- **WRITTEN REQUEST**: Return all of the data exactly as written, without the pictures.

(Entries from a visual dataset)
■ ■ ■

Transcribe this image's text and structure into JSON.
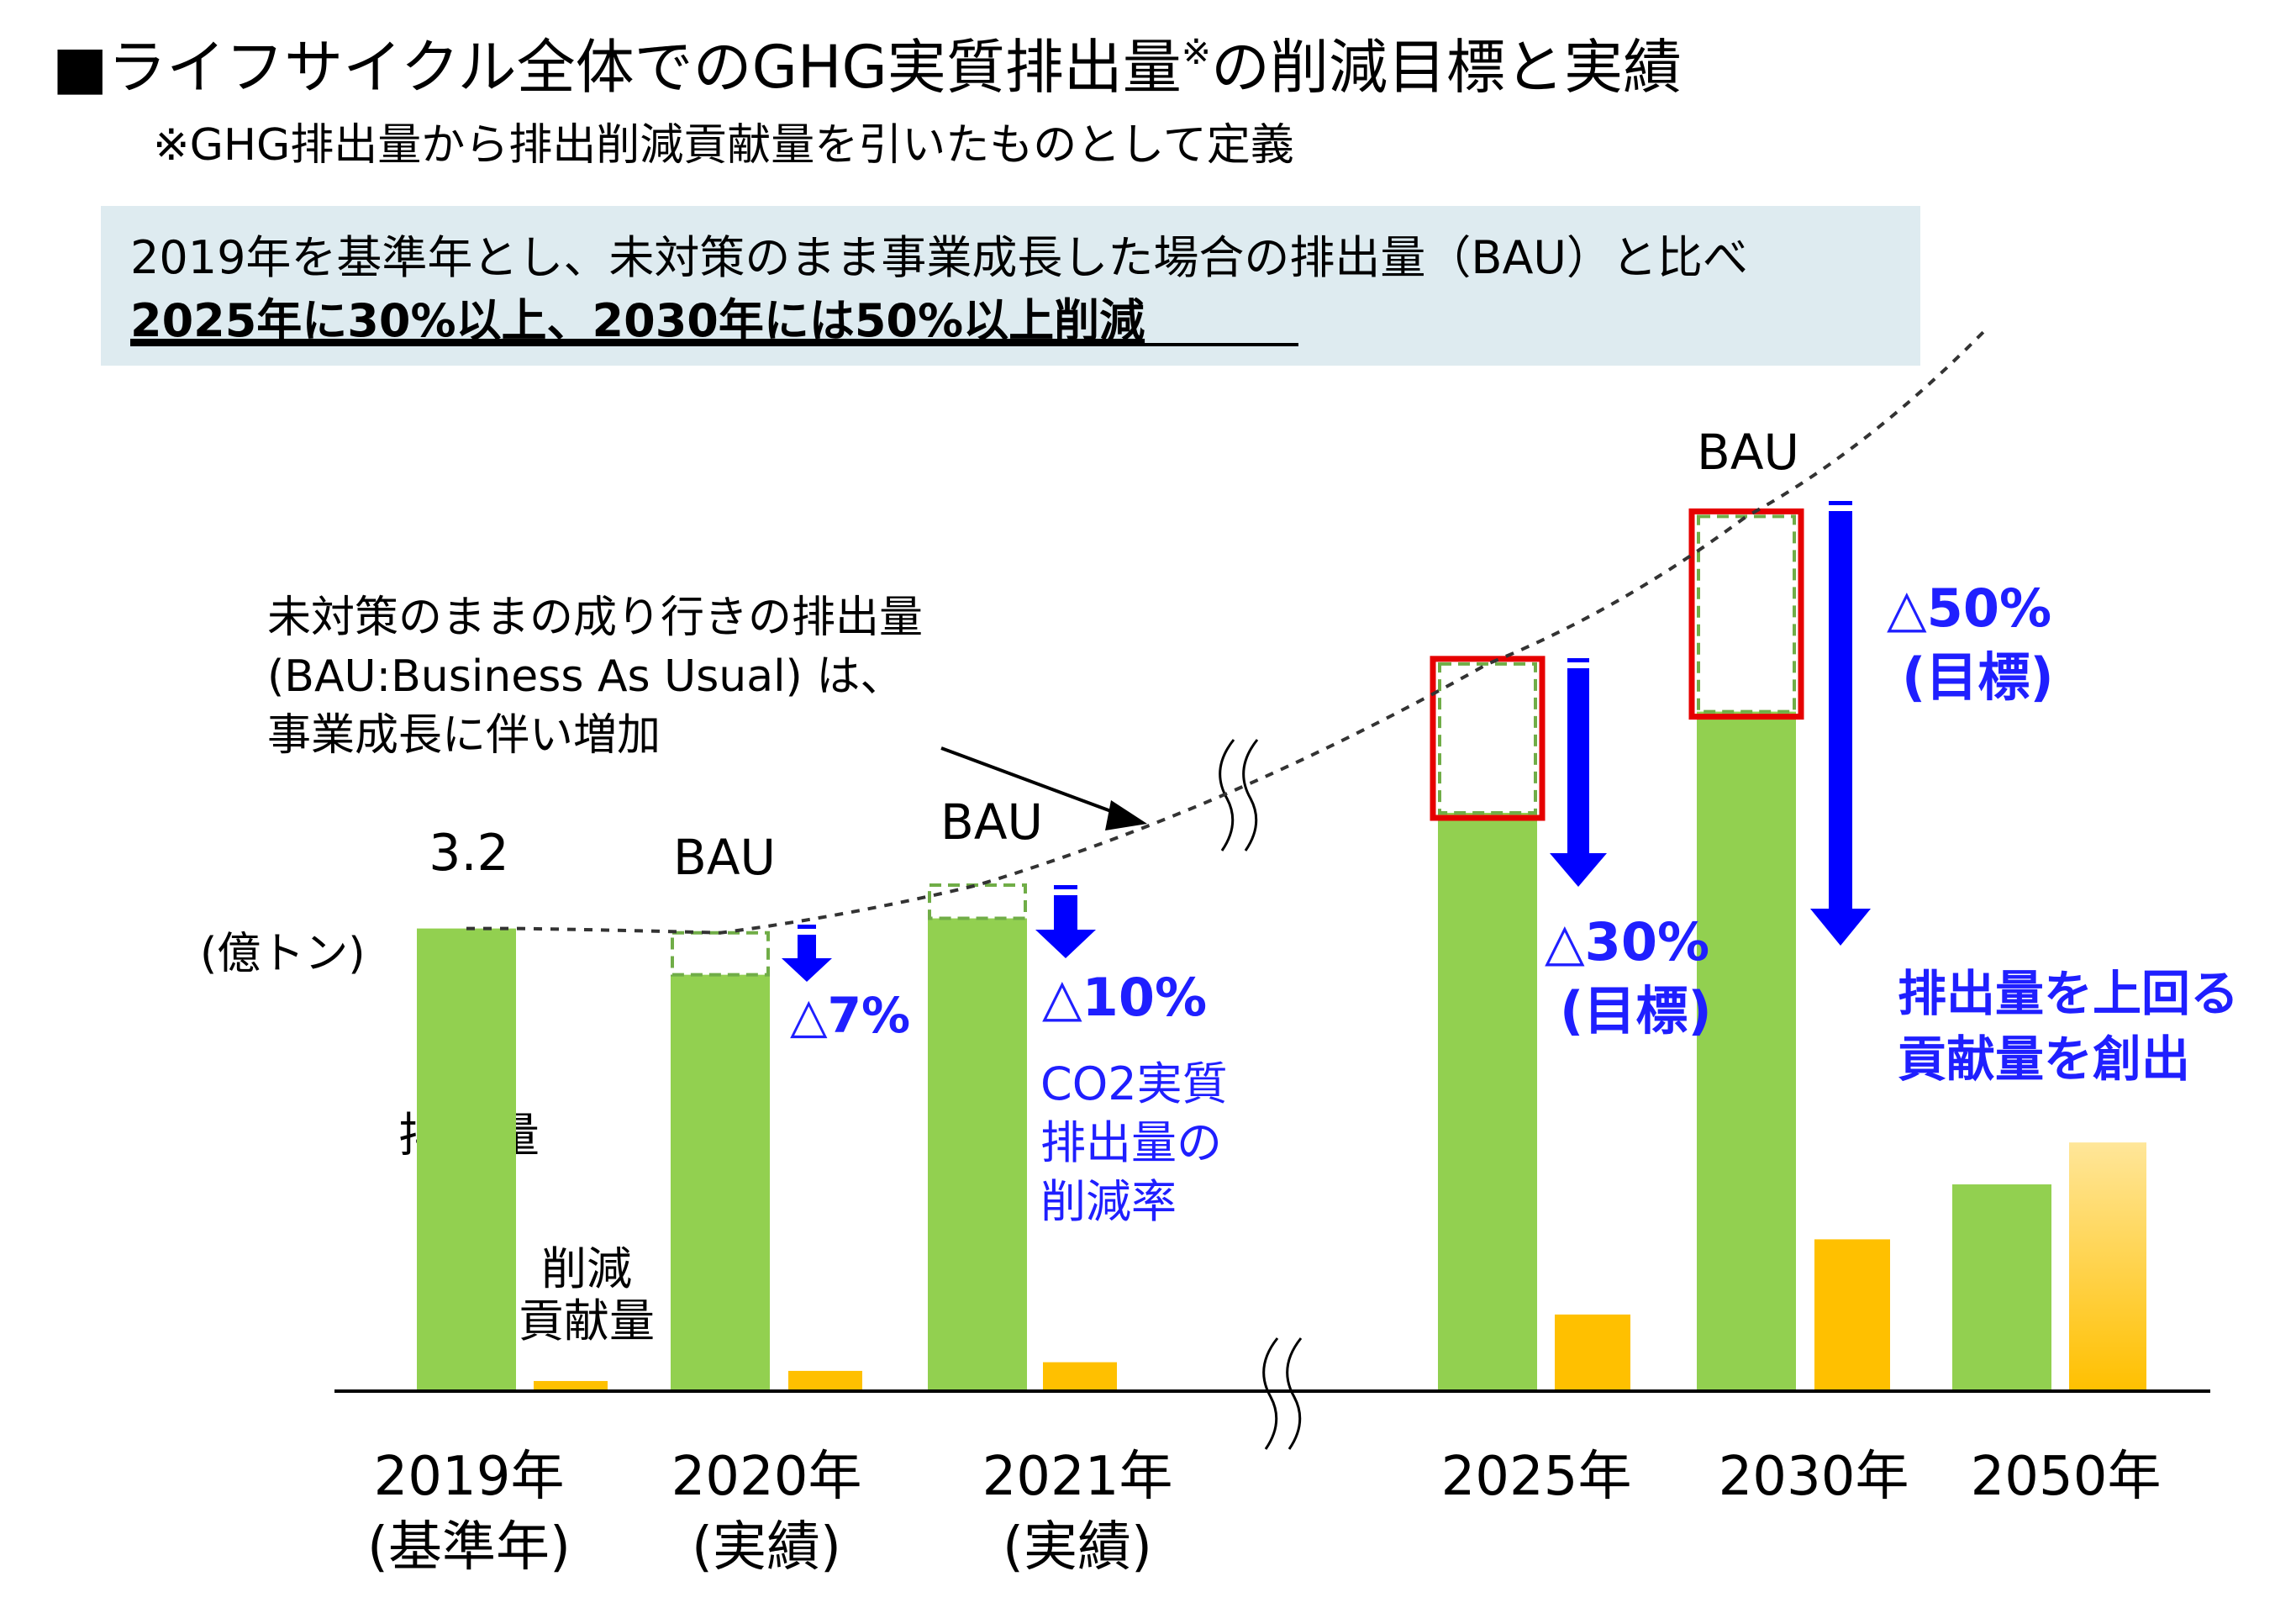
{
  "header": {
    "title": "■ライフサイクル全体でのGHG実質排出量",
    "title_mark": "※",
    "title_tail": "の削減目標と実績",
    "footnote": "※GHG排出量から排出削減貢献量を引いたものとして定義"
  },
  "summary": {
    "line1": "2019年を基準年とし、未対策のまま事業成長した場合の排出量（BAU）と比べ",
    "line2": "2025年に30%以上、2030年には50%以上削減"
  },
  "colors": {
    "emission_bar": "#92D050",
    "contribution_bar": "#FFC000",
    "contribution_bar_2050_top": "#FFE699",
    "bau_box_border": "#70AD47",
    "target_frame": "#E60000",
    "arrow": "#0000FF",
    "blue_text": "#1F1FFF",
    "summary_bg": "#DEEBF0"
  },
  "chart_data": {
    "type": "bar",
    "unit_label": "(億トン)",
    "baseline_value_label": "3.2",
    "categories": [
      {
        "label": "2019年",
        "sub": "(基準年)"
      },
      {
        "label": "2020年",
        "sub": "(実績)"
      },
      {
        "label": "2021年",
        "sub": "(実績)"
      },
      {
        "label": "2025年",
        "sub": ""
      },
      {
        "label": "2030年",
        "sub": ""
      },
      {
        "label": "2050年",
        "sub": ""
      }
    ],
    "series": [
      {
        "name": "排出量",
        "values": [
          3.2,
          2.88,
          3.27,
          4.0,
          4.7,
          1.43
        ]
      },
      {
        "name": "削減貢献量",
        "values": [
          0.07,
          0.14,
          0.2,
          0.53,
          1.05,
          1.72
        ]
      }
    ],
    "bau_values": [
      3.2,
      3.17,
      3.5,
      5.03,
      6.05,
      null
    ],
    "reductions": [
      {
        "year": "2020年",
        "label": "△7%"
      },
      {
        "year": "2021年",
        "label": "△10%"
      },
      {
        "year": "2025年",
        "label": "△30%",
        "note": "(目標)"
      },
      {
        "year": "2030年",
        "label": "△50%",
        "note": "(目標)"
      }
    ],
    "bau_tag": "BAU",
    "ylim": [
      0,
      6.8
    ],
    "grid": false,
    "legend": "none"
  },
  "annotations": {
    "bau_note": [
      "未対策のままの成り行きの排出量",
      "(BAU:Business As Usual) は、",
      "事業成長に伴い増加"
    ],
    "reduction_rate_note": [
      "CO2実質",
      "排出量の",
      "削減率"
    ],
    "emission_label": "排出量",
    "contribution_label": [
      "削減",
      "貢献量"
    ],
    "goal_2050": [
      "排出量を上回る",
      "貢献量を創出"
    ]
  }
}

■ ■ ■

- **EXERCISE ANSWER**:
Transcribe this image's text and structure into JSON.
{
  "header": {
    "title": "■ライフサイクル全体でのGHG実質排出量",
    "title_mark": "※",
    "title_tail": "の削減目標と実績",
    "footnote": "※GHG排出量から排出削減貢献量を引いたものとして定義"
  },
  "summary": {
    "line1": "2019年を基準年とし、未対策のまま事業成長した場合の排出量（BAU）と比べ",
    "line2": "2025年に30%以上、2030年には50%以上削減"
  },
  "colors": {
    "emission_bar": "#92D050",
    "contribution_bar": "#FFC000",
    "contribution_bar_2050_top": "#FFE699",
    "bau_box_border": "#70AD47",
    "target_frame": "#E60000",
    "arrow": "#0000FF",
    "blue_text": "#1F1FFF",
    "summary_bg": "#DEEBF0"
  },
  "chart_data": {
    "type": "bar",
    "unit_label": "(億トン)",
    "baseline_value_label": "3.2",
    "categories": [
      {
        "label": "2019年",
        "sub": "(基準年)"
      },
      {
        "label": "2020年",
        "sub": "(実績)"
      },
      {
        "label": "2021年",
        "sub": "(実績)"
      },
      {
        "label": "2025年",
        "sub": ""
      },
      {
        "label": "2030年",
        "sub": ""
      },
      {
        "label": "2050年",
        "sub": ""
      }
    ],
    "series": [
      {
        "name": "排出量",
        "values": [
          3.2,
          2.88,
          3.27,
          4.0,
          4.7,
          1.43
        ]
      },
      {
        "name": "削減貢献量",
        "values": [
          0.07,
          0.14,
          0.2,
          0.53,
          1.05,
          1.72
        ]
      }
    ],
    "bau_values": [
      3.2,
      3.17,
      3.5,
      5.03,
      6.05,
      null
    ],
    "reductions": [
      {
        "year": "2020年",
        "label": "△7%"
      },
      {
        "year": "2021年",
        "label": "△10%"
      },
      {
        "year": "2025年",
        "label": "△30%",
        "note": "(目標)"
      },
      {
        "year": "2030年",
        "label": "△50%",
        "note": "(目標)"
      }
    ],
    "bau_tag": "BAU",
    "ylim": [
      0,
      6.8
    ],
    "grid": false,
    "legend": "none"
  },
  "annotations": {
    "bau_note": [
      "未対策のままの成り行きの排出量",
      "(BAU:Business As Usual) は、",
      "事業成長に伴い増加"
    ],
    "reduction_rate_note": [
      "CO2実質",
      "排出量の",
      "削減率"
    ],
    "emission_label": "排出量",
    "contribution_label": [
      "削減",
      "貢献量"
    ],
    "goal_2050": [
      "排出量を上回る",
      "貢献量を創出"
    ]
  }
}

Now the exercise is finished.